§ WORK TO DO
Wherever the word "name" turns up in a line of the entries, copy that line.

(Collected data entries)
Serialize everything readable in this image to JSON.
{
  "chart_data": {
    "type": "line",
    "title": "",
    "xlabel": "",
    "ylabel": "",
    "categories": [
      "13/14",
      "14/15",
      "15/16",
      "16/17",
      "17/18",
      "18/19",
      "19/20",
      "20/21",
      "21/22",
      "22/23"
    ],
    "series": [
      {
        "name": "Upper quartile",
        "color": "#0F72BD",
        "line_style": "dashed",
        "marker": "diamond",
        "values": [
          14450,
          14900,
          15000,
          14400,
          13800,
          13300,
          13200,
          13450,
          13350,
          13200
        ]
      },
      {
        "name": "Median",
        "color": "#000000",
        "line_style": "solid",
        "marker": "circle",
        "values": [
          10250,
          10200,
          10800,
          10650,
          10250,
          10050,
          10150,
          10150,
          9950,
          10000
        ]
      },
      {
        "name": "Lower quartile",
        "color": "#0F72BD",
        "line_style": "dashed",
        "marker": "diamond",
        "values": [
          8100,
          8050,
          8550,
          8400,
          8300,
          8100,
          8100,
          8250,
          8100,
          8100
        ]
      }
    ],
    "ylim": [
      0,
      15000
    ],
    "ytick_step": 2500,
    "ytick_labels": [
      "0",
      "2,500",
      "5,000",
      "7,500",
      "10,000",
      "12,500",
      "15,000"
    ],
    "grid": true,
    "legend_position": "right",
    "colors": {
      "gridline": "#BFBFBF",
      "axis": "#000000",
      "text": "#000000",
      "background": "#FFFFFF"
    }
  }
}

---

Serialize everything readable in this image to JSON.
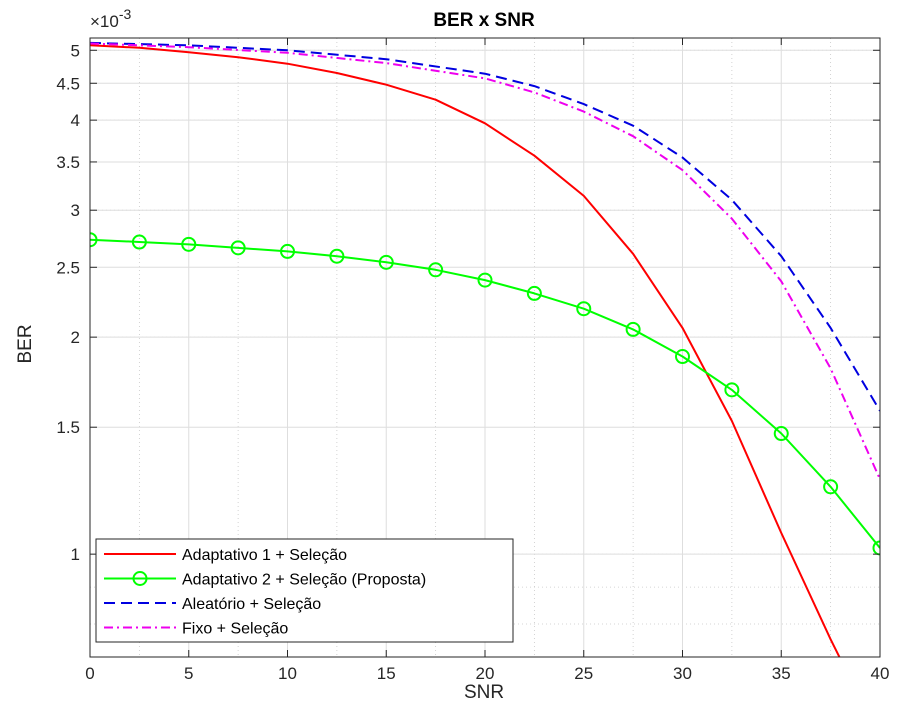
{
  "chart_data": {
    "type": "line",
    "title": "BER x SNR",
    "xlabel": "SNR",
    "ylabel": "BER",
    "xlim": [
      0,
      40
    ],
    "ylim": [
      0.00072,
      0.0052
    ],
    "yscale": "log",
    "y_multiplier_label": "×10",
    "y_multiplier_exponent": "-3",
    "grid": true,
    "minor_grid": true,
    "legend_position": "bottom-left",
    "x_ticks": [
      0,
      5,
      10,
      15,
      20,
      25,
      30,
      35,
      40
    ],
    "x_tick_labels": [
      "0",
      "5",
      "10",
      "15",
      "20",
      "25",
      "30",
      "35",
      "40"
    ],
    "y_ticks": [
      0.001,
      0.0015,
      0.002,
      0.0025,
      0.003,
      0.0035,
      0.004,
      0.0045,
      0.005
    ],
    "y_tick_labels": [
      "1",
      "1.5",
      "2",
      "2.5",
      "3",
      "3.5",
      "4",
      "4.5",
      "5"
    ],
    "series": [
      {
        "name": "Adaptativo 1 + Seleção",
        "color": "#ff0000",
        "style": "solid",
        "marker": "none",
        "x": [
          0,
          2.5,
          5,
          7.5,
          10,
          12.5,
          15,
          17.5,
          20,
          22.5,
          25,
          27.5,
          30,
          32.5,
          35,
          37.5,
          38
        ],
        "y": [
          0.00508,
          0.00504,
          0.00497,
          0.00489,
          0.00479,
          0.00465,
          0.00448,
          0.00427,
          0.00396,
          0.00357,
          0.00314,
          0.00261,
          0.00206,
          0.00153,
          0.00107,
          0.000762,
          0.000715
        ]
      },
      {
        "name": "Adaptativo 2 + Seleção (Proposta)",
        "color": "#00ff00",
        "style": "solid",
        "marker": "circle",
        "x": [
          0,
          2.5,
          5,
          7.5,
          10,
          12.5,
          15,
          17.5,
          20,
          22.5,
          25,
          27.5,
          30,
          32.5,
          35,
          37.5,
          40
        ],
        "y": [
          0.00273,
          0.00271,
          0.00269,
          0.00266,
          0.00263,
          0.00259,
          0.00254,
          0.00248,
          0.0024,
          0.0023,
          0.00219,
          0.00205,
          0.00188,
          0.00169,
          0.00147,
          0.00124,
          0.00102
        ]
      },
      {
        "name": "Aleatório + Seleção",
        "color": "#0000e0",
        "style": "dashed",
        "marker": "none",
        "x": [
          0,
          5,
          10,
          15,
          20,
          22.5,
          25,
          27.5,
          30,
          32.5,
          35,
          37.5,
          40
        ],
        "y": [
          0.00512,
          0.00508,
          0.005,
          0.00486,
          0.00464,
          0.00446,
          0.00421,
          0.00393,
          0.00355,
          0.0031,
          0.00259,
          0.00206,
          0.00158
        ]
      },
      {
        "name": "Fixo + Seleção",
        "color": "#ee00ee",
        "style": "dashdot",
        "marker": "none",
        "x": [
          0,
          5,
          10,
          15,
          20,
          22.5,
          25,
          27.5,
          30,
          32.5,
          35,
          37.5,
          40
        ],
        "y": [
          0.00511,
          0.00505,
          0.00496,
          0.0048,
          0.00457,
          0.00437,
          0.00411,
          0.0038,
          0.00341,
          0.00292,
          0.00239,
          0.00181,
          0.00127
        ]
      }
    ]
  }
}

§ TASK SOLUTION
        "name": "Upper quartile",
        "name": "Median",
        "name": "Lower quartile",
        "name": "Adaptativo 1 + Seleção",
        "name": "Adaptativo 2 + Seleção (Proposta)",
        "name": "Aleatório + Seleção",
        "name": "Fixo + Seleção",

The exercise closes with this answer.